Record set.
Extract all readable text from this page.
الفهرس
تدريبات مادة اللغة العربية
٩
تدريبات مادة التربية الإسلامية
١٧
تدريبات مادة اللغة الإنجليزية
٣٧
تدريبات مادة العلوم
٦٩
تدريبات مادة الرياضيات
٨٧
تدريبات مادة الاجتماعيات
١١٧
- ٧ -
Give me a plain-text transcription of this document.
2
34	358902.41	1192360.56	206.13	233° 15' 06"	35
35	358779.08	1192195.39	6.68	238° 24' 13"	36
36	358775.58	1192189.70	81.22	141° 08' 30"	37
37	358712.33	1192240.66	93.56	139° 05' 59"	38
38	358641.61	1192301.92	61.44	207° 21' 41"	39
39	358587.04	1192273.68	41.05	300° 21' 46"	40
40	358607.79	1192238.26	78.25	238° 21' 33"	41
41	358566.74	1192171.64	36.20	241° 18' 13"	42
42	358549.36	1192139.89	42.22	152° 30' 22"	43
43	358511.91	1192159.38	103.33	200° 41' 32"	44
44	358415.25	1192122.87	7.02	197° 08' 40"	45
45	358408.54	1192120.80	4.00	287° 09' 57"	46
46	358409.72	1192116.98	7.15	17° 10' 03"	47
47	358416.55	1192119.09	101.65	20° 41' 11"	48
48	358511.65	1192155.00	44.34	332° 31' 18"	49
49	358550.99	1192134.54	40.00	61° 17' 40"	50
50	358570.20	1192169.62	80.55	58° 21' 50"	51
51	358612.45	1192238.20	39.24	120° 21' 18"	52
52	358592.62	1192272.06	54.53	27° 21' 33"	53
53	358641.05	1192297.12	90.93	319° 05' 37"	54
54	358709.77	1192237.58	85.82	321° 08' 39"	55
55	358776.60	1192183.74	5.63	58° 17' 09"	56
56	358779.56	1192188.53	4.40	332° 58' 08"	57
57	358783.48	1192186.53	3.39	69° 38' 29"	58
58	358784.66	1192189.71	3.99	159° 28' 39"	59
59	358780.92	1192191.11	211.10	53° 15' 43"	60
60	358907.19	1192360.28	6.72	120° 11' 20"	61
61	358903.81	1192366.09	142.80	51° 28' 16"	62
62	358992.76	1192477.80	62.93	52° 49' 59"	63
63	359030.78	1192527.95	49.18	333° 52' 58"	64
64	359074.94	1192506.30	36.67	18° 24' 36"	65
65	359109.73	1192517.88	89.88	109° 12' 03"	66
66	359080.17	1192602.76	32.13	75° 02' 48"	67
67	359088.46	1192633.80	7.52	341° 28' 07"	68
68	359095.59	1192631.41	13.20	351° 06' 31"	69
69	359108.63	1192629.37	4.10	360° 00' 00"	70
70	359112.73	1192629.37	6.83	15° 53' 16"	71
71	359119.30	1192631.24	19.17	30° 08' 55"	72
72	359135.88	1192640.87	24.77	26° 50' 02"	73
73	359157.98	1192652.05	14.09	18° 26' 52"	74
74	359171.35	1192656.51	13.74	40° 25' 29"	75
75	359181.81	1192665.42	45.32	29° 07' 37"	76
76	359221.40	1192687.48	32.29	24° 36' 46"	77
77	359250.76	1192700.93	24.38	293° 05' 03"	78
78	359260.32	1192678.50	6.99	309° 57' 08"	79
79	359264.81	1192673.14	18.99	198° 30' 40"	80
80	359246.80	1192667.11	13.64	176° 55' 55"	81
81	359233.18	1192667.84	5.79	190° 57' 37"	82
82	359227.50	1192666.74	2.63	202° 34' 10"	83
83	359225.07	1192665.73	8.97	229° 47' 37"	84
---
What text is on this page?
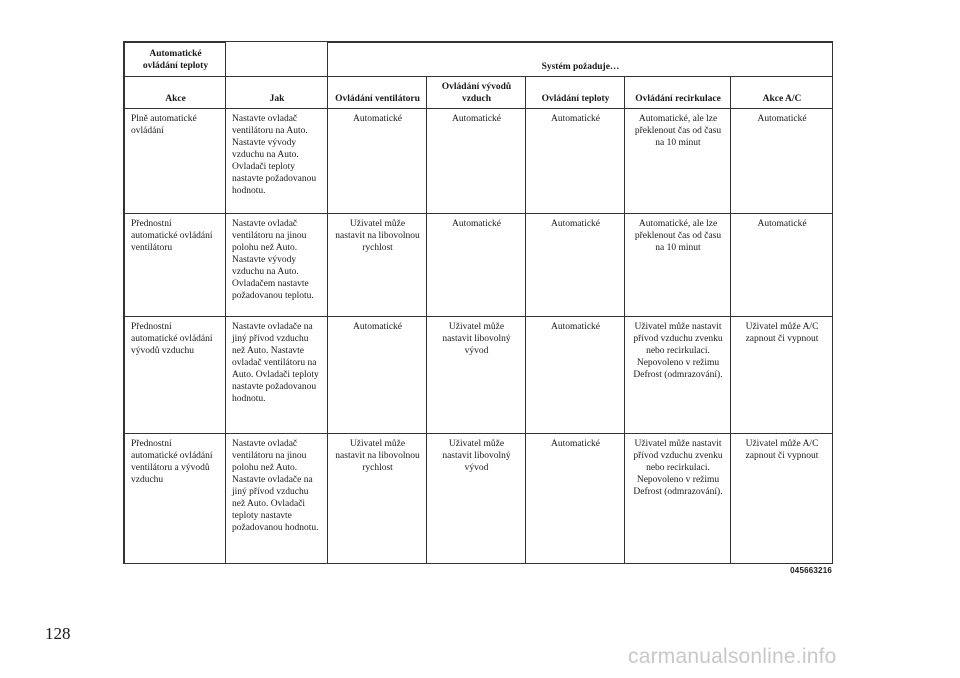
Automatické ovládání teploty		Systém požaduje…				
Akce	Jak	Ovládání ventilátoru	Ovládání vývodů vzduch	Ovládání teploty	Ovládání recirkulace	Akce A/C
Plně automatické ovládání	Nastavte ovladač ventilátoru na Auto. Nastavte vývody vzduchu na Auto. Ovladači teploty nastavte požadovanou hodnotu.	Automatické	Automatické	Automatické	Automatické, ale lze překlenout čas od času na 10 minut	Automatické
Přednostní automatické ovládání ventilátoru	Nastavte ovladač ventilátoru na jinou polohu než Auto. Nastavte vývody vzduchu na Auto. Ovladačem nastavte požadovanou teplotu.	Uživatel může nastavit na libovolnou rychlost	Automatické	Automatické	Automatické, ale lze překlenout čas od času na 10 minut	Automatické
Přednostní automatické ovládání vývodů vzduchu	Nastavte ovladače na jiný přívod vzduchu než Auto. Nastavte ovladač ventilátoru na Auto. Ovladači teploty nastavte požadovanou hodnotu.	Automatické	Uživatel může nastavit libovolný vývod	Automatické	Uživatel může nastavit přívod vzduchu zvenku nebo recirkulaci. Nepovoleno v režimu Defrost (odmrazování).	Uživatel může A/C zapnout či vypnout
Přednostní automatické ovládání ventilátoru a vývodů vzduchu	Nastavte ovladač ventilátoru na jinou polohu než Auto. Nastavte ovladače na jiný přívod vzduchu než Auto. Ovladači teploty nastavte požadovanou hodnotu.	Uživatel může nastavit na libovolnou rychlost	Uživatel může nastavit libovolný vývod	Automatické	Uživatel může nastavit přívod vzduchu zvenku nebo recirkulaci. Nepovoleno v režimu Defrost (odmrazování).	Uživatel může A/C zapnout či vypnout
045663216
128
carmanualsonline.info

Problem requirements. Using the listing, collect all lines in which the string "page" is found.

Result of this task.
Extract all readable text from this page.
What text is on this page?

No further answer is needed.